▸ Given records:
● ● ● ● ● ● ●

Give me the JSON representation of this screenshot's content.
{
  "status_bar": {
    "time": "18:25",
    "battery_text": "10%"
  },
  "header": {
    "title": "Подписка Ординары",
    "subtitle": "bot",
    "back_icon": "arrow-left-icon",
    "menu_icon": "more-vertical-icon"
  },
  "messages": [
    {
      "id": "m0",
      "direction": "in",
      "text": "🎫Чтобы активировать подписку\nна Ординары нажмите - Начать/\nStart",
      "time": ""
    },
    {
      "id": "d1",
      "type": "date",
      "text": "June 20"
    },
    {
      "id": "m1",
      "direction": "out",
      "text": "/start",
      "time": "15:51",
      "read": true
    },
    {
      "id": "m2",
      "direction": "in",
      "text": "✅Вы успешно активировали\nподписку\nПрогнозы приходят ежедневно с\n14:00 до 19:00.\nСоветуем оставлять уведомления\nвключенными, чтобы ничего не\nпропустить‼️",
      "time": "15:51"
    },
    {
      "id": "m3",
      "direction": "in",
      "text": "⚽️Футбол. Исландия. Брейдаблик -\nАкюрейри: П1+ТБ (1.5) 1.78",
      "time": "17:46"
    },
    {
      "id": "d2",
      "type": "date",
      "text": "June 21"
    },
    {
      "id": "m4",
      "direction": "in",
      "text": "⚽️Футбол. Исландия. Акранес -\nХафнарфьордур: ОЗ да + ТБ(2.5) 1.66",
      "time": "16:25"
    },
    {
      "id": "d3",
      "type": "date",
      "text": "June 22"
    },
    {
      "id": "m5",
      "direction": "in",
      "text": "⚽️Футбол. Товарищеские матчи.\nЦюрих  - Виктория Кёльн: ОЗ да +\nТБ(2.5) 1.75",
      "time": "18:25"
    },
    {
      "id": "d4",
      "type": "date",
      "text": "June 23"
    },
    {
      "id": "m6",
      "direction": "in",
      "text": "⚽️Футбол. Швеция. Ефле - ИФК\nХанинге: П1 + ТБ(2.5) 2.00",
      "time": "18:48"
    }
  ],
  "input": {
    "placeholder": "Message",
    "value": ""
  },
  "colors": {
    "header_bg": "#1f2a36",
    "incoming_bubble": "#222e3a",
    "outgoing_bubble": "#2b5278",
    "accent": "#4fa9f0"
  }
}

● ● ● ● ● ● ●

▸ Challenge:
Extract all of the data above without altering anything.

▸ Solution to the problem:
Give me the JSON representation of this screenshot's content.
{
  "status_bar": {
    "time": "18:25",
    "battery_text": "10%"
  },
  "header": {
    "title": "Подписка Ординары",
    "subtitle": "bot",
    "back_icon": "arrow-left-icon",
    "menu_icon": "more-vertical-icon"
  },
  "messages": [
    {
      "id": "m0",
      "direction": "in",
      "text": "🎫Чтобы активировать подписку\nна Ординары нажмите - Начать/\nStart",
      "time": ""
    },
    {
      "id": "d1",
      "type": "date",
      "text": "June 20"
    },
    {
      "id": "m1",
      "direction": "out",
      "text": "/start",
      "time": "15:51",
      "read": true
    },
    {
      "id": "m2",
      "direction": "in",
      "text": "✅Вы успешно активировали\nподписку\nПрогнозы приходят ежедневно с\n14:00 до 19:00.\nСоветуем оставлять уведомления\nвключенными, чтобы ничего не\nпропустить‼️",
      "time": "15:51"
    },
    {
      "id": "m3",
      "direction": "in",
      "text": "⚽️Футбол. Исландия. Брейдаблик -\nАкюрейри: П1+ТБ (1.5) 1.78",
      "time": "17:46"
    },
    {
      "id": "d2",
      "type": "date",
      "text": "June 21"
    },
    {
      "id": "m4",
      "direction": "in",
      "text": "⚽️Футбол. Исландия. Акранес -\nХафнарфьордур: ОЗ да + ТБ(2.5) 1.66",
      "time": "16:25"
    },
    {
      "id": "d3",
      "type": "date",
      "text": "June 22"
    },
    {
      "id": "m5",
      "direction": "in",
      "text": "⚽️Футбол. Товарищеские матчи.\nЦюрих  - Виктория Кёльн: ОЗ да +\nТБ(2.5) 1.75",
      "time": "18:25"
    },
    {
      "id": "d4",
      "type": "date",
      "text": "June 23"
    },
    {
      "id": "m6",
      "direction": "in",
      "text": "⚽️Футбол. Швеция. Ефле - ИФК\nХанинге: П1 + ТБ(2.5) 2.00",
      "time": "18:48"
    }
  ],
  "input": {
    "placeholder": "Message",
    "value": ""
  },
  "colors": {
    "header_bg": "#1f2a36",
    "incoming_bubble": "#222e3a",
    "outgoing_bubble": "#2b5278",
    "accent": "#4fa9f0"
  }
}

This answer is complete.